▶ **Problem details**
You are to retype all of the data exactly as it appears.

▶ **Recorded information**
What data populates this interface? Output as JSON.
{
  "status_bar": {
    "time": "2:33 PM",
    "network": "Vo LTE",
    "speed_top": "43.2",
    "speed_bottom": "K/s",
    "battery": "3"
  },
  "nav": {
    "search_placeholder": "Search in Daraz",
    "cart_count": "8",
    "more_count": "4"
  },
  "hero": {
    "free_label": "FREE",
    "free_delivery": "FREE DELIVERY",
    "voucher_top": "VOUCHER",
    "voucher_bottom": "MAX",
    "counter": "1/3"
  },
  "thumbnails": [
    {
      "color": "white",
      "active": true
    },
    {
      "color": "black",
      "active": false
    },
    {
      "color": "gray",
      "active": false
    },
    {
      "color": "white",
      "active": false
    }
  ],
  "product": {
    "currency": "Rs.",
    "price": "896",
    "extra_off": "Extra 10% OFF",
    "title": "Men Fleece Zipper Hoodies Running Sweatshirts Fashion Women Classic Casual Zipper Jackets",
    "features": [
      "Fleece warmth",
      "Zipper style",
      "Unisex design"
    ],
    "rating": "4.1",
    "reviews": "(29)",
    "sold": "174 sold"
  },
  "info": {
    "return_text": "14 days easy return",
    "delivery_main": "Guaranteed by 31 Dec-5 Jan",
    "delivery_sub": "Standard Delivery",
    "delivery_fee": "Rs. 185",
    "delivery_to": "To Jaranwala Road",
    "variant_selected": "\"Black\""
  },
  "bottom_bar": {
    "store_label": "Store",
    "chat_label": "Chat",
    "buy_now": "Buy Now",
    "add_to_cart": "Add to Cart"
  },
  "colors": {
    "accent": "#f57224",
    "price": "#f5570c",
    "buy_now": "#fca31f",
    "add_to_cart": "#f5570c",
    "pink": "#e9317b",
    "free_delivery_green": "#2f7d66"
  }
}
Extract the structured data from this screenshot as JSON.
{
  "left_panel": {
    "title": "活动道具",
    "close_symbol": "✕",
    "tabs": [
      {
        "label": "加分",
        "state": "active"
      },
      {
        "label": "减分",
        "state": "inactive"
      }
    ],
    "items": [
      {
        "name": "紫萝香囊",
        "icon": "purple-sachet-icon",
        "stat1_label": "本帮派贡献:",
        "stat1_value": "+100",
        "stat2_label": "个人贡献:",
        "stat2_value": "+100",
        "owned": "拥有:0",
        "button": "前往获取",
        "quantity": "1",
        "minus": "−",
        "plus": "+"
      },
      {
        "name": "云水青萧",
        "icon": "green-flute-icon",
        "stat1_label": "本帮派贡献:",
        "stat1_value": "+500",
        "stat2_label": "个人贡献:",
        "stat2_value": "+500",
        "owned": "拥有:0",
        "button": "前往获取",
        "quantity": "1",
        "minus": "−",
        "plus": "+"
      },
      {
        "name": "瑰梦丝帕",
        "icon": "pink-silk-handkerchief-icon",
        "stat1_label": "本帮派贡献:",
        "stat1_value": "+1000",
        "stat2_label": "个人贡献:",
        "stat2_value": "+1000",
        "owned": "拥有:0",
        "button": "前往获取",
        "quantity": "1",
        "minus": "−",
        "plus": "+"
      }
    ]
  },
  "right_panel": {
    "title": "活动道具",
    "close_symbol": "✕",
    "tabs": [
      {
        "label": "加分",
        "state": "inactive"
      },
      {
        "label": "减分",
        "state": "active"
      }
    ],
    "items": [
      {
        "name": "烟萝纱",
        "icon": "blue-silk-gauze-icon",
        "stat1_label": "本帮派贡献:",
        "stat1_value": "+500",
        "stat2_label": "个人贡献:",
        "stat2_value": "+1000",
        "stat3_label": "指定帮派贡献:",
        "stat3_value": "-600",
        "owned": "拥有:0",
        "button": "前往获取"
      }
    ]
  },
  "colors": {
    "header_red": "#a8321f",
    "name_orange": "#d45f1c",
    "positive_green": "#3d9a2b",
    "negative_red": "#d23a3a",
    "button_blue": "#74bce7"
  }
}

▶ **Worked solution**
What data populates this interface? Output as JSON.
{
  "status_bar": {
    "time": "2:33 PM",
    "network": "Vo LTE",
    "speed_top": "43.2",
    "speed_bottom": "K/s",
    "battery": "3"
  },
  "nav": {
    "search_placeholder": "Search in Daraz",
    "cart_count": "8",
    "more_count": "4"
  },
  "hero": {
    "free_label": "FREE",
    "free_delivery": "FREE DELIVERY",
    "voucher_top": "VOUCHER",
    "voucher_bottom": "MAX",
    "counter": "1/3"
  },
  "thumbnails": [
    {
      "color": "white",
      "active": true
    },
    {
      "color": "black",
      "active": false
    },
    {
      "color": "gray",
      "active": false
    },
    {
      "color": "white",
      "active": false
    }
  ],
  "product": {
    "currency": "Rs.",
    "price": "896",
    "extra_off": "Extra 10% OFF",
    "title": "Men Fleece Zipper Hoodies Running Sweatshirts Fashion Women Classic Casual Zipper Jackets",
    "features": [
      "Fleece warmth",
      "Zipper style",
      "Unisex design"
    ],
    "rating": "4.1",
    "reviews": "(29)",
    "sold": "174 sold"
  },
  "info": {
    "return_text": "14 days easy return",
    "delivery_main": "Guaranteed by 31 Dec-5 Jan",
    "delivery_sub": "Standard Delivery",
    "delivery_fee": "Rs. 185",
    "delivery_to": "To Jaranwala Road",
    "variant_selected": "\"Black\""
  },
  "bottom_bar": {
    "store_label": "Store",
    "chat_label": "Chat",
    "buy_now": "Buy Now",
    "add_to_cart": "Add to Cart"
  },
  "colors": {
    "accent": "#f57224",
    "price": "#f5570c",
    "buy_now": "#fca31f",
    "add_to_cart": "#f5570c",
    "pink": "#e9317b",
    "free_delivery_green": "#2f7d66"
  }
}
Extract the structured data from this screenshot as JSON.
{
  "left_panel": {
    "title": "活动道具",
    "close_symbol": "✕",
    "tabs": [
      {
        "label": "加分",
        "state": "active"
      },
      {
        "label": "减分",
        "state": "inactive"
      }
    ],
    "items": [
      {
        "name": "紫萝香囊",
        "icon": "purple-sachet-icon",
        "stat1_label": "本帮派贡献:",
        "stat1_value": "+100",
        "stat2_label": "个人贡献:",
        "stat2_value": "+100",
        "owned": "拥有:0",
        "button": "前往获取",
        "quantity": "1",
        "minus": "−",
        "plus": "+"
      },
      {
        "name": "云水青萧",
        "icon": "green-flute-icon",
        "stat1_label": "本帮派贡献:",
        "stat1_value": "+500",
        "stat2_label": "个人贡献:",
        "stat2_value": "+500",
        "owned": "拥有:0",
        "button": "前往获取",
        "quantity": "1",
        "minus": "−",
        "plus": "+"
      },
      {
        "name": "瑰梦丝帕",
        "icon": "pink-silk-handkerchief-icon",
        "stat1_label": "本帮派贡献:",
        "stat1_value": "+1000",
        "stat2_label": "个人贡献:",
        "stat2_value": "+1000",
        "owned": "拥有:0",
        "button": "前往获取",
        "quantity": "1",
        "minus": "−",
        "plus": "+"
      }
    ]
  },
  "right_panel": {
    "title": "活动道具",
    "close_symbol": "✕",
    "tabs": [
      {
        "label": "加分",
        "state": "inactive"
      },
      {
        "label": "减分",
        "state": "active"
      }
    ],
    "items": [
      {
        "name": "烟萝纱",
        "icon": "blue-silk-gauze-icon",
        "stat1_label": "本帮派贡献:",
        "stat1_value": "+500",
        "stat2_label": "个人贡献:",
        "stat2_value": "+1000",
        "stat3_label": "指定帮派贡献:",
        "stat3_value": "-600",
        "owned": "拥有:0",
        "button": "前往获取"
      }
    ]
  },
  "colors": {
    "header_red": "#a8321f",
    "name_orange": "#d45f1c",
    "positive_green": "#3d9a2b",
    "negative_red": "#d23a3a",
    "button_blue": "#74bce7"
  }
}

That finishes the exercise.